Segment Start: THE DATA
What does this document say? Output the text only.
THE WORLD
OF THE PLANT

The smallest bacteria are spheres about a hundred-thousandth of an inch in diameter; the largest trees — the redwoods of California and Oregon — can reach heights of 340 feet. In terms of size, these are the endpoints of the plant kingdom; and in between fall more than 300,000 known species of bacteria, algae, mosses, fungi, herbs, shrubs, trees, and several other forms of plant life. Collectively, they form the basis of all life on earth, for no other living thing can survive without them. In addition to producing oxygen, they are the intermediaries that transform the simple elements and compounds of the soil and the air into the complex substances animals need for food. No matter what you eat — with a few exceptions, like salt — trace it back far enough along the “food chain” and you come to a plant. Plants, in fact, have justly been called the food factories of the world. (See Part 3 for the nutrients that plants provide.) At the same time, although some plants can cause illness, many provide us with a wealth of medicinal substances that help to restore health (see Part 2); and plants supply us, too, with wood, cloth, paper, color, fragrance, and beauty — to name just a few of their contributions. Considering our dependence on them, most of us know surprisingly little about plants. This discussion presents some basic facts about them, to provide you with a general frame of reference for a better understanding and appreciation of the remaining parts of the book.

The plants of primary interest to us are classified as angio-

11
Segment End: THE DATA
Segment Start: THE DATA
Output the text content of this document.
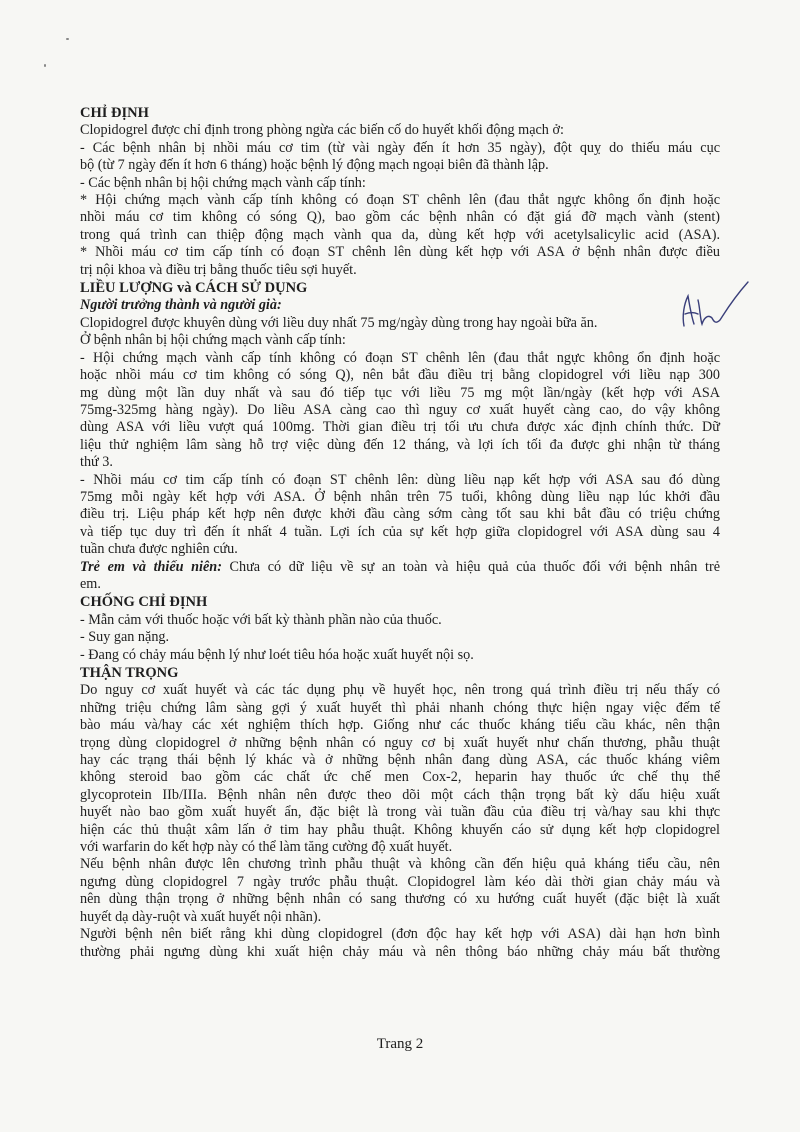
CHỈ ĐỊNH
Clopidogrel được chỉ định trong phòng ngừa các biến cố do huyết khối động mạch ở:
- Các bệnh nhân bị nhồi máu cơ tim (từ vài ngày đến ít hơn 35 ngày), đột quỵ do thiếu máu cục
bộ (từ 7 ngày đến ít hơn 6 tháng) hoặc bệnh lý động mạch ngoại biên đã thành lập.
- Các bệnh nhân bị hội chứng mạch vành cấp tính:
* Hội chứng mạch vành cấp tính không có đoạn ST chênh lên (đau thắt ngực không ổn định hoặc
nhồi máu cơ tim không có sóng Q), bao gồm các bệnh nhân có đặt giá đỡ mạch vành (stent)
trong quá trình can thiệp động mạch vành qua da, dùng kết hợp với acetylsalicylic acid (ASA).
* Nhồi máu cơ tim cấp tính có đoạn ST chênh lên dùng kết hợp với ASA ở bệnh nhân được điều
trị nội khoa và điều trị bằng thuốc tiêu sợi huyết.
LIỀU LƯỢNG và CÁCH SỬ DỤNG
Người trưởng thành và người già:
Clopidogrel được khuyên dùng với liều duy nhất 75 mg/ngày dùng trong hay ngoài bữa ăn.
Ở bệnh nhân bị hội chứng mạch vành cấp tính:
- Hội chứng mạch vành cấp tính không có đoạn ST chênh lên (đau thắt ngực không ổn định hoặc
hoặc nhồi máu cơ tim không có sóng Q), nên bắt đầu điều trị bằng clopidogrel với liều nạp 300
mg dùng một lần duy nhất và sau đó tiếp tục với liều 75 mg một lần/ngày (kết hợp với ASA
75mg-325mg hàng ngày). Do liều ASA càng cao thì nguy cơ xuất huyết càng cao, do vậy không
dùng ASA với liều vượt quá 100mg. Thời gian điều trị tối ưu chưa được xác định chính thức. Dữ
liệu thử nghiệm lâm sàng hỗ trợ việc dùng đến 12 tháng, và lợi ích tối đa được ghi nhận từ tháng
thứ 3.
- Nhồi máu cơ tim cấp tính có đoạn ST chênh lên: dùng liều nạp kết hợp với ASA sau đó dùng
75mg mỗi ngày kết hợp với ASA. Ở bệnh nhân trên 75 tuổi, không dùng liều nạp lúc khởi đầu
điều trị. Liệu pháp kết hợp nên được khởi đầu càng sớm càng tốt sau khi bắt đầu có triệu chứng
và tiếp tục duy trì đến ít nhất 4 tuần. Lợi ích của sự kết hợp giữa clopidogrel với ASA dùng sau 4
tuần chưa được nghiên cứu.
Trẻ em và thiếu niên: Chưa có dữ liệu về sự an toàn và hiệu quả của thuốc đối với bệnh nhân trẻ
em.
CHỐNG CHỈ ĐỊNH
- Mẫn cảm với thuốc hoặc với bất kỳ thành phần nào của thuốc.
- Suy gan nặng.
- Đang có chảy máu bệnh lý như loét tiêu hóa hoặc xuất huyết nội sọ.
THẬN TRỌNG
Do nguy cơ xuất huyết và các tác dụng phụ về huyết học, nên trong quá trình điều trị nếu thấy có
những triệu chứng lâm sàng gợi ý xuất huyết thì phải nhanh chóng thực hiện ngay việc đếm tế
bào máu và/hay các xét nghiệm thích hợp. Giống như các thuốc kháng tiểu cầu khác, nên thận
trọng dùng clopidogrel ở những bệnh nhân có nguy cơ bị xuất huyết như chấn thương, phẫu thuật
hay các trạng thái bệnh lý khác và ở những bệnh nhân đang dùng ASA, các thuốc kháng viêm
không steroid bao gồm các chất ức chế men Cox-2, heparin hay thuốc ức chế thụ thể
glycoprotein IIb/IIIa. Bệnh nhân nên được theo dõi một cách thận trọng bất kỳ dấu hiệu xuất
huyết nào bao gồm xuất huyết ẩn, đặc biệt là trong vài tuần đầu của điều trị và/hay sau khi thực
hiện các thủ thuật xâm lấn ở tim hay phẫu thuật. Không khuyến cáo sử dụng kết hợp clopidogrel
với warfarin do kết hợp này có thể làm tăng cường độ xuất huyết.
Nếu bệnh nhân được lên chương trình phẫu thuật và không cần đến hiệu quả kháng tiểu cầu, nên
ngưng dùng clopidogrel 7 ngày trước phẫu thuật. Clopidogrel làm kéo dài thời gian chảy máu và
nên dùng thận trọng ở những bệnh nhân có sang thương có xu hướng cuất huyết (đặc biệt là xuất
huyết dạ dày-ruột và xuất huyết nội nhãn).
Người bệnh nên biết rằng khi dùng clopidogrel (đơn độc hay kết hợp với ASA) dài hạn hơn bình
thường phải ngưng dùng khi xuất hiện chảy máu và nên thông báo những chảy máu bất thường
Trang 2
Segment End: THE DATA
EXERCISE REQUIREMENTS>
All lines above with "điều" in them should be returned.

SOLUTION TO THIS PROBLEM>
* Nhồi máu cơ tim cấp tính có đoạn ST chênh lên dùng kết hợp với ASA ở bệnh nhân được điều
trị nội khoa và điều trị bằng thuốc tiêu sợi huyết.
hoặc nhồi máu cơ tim không có sóng Q), nên bắt đầu điều trị bằng clopidogrel với liều nạp 300
dùng ASA với liều vượt quá 100mg. Thời gian điều trị tối ưu chưa được xác định chính thức. Dữ
điều trị. Liệu pháp kết hợp nên được khởi đầu càng sớm càng tốt sau khi bắt đầu có triệu chứng
Do nguy cơ xuất huyết và các tác dụng phụ về huyết học, nên trong quá trình điều trị nếu thấy có
huyết nào bao gồm xuất huyết ẩn, đặc biệt là trong vài tuần đầu của điều trị và/hay sau khi thực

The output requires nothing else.